Return all lines where the word "SPAS" can be found.

++++ RECORDS TO PROCESS

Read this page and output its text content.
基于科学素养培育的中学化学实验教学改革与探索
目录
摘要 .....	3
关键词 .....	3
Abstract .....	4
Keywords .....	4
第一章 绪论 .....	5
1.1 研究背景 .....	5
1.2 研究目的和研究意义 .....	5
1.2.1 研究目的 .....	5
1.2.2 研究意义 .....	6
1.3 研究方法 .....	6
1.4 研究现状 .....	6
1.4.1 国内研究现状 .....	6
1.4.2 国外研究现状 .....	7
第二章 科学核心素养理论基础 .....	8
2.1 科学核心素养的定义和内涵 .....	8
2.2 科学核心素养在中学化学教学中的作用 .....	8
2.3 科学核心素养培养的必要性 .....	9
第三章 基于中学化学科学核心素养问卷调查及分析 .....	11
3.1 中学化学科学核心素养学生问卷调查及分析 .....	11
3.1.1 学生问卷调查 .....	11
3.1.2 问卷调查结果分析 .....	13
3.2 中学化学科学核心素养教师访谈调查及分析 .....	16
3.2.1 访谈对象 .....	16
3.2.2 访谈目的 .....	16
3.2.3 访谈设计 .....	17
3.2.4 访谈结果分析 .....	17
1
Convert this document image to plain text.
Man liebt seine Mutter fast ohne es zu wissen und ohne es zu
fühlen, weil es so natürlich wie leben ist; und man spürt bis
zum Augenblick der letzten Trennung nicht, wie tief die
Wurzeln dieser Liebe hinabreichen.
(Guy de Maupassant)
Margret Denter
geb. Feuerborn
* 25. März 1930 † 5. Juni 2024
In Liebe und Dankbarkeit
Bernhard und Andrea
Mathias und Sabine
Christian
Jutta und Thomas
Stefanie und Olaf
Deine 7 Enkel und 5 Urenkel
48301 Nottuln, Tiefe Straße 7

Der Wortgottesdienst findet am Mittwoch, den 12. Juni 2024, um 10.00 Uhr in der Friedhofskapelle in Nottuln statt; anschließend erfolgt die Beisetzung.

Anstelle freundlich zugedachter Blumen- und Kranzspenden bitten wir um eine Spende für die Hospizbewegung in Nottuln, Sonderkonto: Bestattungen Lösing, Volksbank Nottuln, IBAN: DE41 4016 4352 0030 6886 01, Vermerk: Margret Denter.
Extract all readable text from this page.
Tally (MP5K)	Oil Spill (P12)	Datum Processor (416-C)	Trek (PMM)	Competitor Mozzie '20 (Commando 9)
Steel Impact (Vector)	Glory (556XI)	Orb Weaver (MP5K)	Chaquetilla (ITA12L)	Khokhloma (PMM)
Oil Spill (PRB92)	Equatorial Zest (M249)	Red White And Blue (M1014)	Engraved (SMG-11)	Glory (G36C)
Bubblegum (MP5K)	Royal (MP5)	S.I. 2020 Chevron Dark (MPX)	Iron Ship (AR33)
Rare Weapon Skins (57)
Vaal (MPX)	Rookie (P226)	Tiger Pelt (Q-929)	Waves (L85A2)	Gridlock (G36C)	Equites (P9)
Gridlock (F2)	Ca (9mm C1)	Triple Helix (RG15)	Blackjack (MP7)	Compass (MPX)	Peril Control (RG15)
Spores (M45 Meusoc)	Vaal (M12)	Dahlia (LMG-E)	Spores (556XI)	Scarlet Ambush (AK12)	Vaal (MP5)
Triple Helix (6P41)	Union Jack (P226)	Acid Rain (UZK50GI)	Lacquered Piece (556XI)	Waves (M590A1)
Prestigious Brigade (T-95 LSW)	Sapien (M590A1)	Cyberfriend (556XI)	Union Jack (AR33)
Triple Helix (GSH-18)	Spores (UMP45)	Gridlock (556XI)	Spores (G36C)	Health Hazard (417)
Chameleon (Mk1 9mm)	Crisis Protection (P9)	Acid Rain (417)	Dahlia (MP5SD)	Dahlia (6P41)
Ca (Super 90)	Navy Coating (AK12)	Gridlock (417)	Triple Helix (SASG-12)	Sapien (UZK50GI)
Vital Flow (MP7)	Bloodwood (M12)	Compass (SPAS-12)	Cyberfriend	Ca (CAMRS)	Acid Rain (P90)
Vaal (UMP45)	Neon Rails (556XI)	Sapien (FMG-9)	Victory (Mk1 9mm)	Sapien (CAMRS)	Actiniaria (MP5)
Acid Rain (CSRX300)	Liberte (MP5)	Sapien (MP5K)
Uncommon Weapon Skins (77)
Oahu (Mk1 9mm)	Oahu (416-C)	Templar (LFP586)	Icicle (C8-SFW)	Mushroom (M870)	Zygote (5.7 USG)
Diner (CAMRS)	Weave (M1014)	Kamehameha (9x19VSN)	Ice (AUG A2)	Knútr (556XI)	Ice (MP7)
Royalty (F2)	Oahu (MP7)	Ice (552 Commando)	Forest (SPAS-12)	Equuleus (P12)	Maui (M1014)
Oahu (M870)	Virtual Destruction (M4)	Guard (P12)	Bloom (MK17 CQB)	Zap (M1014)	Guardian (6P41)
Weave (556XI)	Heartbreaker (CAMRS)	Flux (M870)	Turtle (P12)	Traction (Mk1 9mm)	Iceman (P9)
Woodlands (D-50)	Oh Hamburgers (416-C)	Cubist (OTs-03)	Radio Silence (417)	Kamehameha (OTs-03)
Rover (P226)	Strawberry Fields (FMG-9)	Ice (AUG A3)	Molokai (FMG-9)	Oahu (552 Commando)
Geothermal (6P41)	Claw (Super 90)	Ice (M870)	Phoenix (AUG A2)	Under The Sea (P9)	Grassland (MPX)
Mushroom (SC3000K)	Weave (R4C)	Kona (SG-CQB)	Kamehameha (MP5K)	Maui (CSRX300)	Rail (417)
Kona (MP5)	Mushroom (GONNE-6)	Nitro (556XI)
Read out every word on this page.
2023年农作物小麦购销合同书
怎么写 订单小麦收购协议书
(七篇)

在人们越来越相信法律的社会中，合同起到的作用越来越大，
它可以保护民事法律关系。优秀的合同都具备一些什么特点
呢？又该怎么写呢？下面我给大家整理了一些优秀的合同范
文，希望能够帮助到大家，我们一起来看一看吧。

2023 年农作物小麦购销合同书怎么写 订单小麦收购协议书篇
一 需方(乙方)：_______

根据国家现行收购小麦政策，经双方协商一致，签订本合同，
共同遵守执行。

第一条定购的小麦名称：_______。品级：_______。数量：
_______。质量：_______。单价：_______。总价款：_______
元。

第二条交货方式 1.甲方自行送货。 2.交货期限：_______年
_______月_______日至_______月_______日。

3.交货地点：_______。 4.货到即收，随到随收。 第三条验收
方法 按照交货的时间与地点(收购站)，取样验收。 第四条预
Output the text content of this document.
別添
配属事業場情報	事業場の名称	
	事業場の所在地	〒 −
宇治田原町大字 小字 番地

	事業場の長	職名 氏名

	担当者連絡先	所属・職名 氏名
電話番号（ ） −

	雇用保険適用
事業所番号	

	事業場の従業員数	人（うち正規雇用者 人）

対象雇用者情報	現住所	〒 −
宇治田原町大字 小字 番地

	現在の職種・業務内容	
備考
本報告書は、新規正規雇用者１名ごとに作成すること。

++++++++

RESPONSE TO THE TASK ::
Vital Flow (MP7)	Bloodwood (M12)	Compass (SPAS-12)	Cyberfriend	Ca (CAMRS)	Acid Rain (P90)
Royalty (F2)	Oahu (MP7)	Ice (552 Commando)	Forest (SPAS-12)	Equuleus (P12)	Maui (M1014)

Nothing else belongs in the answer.